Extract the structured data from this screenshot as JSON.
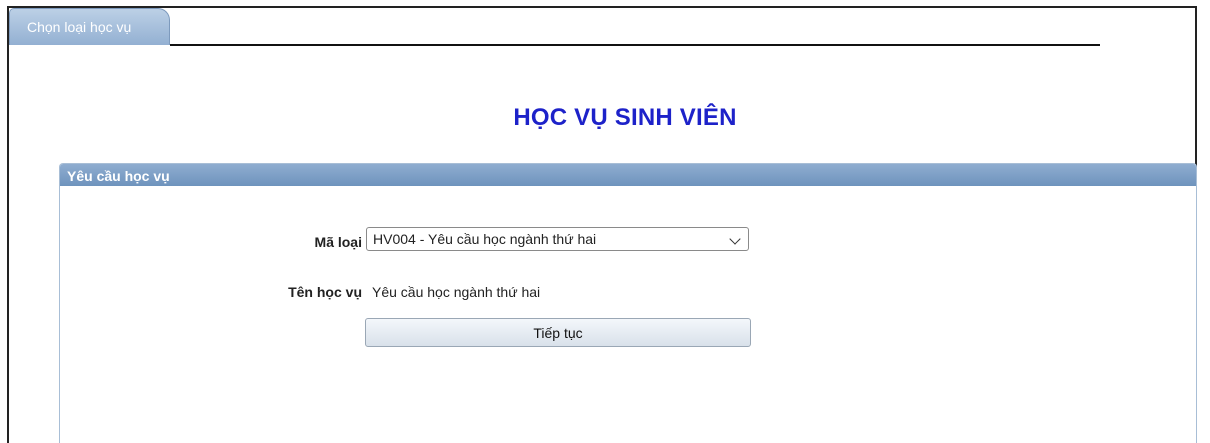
{
  "tab": {
    "label": "Chọn loại học vụ"
  },
  "page": {
    "title": "HỌC VỤ SINH VIÊN"
  },
  "panel": {
    "header": "Yêu cầu học vụ",
    "code_label": "Mã loại",
    "code_value": "HV004 - Yêu cầu học ngành thứ hai",
    "name_label": "Tên học vụ",
    "name_value": "Yêu cầu học ngành thứ hai",
    "continue_label": "Tiếp tục"
  },
  "colors": {
    "title": "#1d22c9",
    "header_bg": "#7b9cc4",
    "tab_bg": "#a8c0dc"
  }
}
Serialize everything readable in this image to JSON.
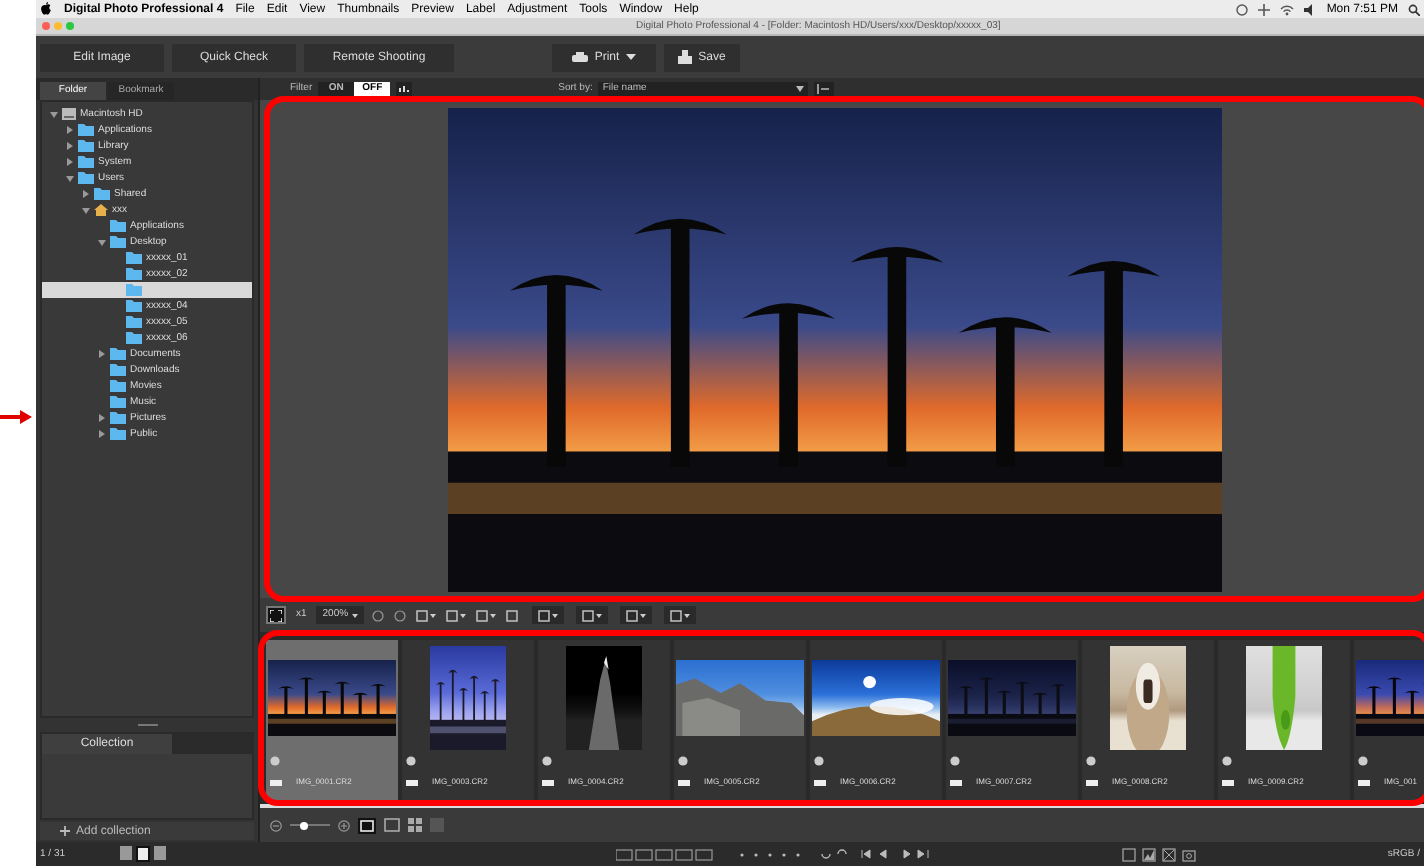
------
• _TASK PROMPT_
Leave out the pictures and print every line of the data exactly.

• _THE RESPONSE_
Extract the structured data from this screenshot as JSON.
{
  "tab": {
    "label": "Chọn loại học vụ"
  },
  "page": {
    "title": "HỌC VỤ SINH VIÊN"
  },
  "panel": {
    "header": "Yêu cầu học vụ",
    "code_label": "Mã loại",
    "code_value": "HV004 - Yêu cầu học ngành thứ hai",
    "name_label": "Tên học vụ",
    "name_value": "Yêu cầu học ngành thứ hai",
    "continue_label": "Tiếp tục"
  },
  "colors": {
    "title": "#1d22c9",
    "header_bg": "#7b9cc4",
    "tab_bg": "#a8c0dc"
  }
}
Serialize everything readable in this image to JSON.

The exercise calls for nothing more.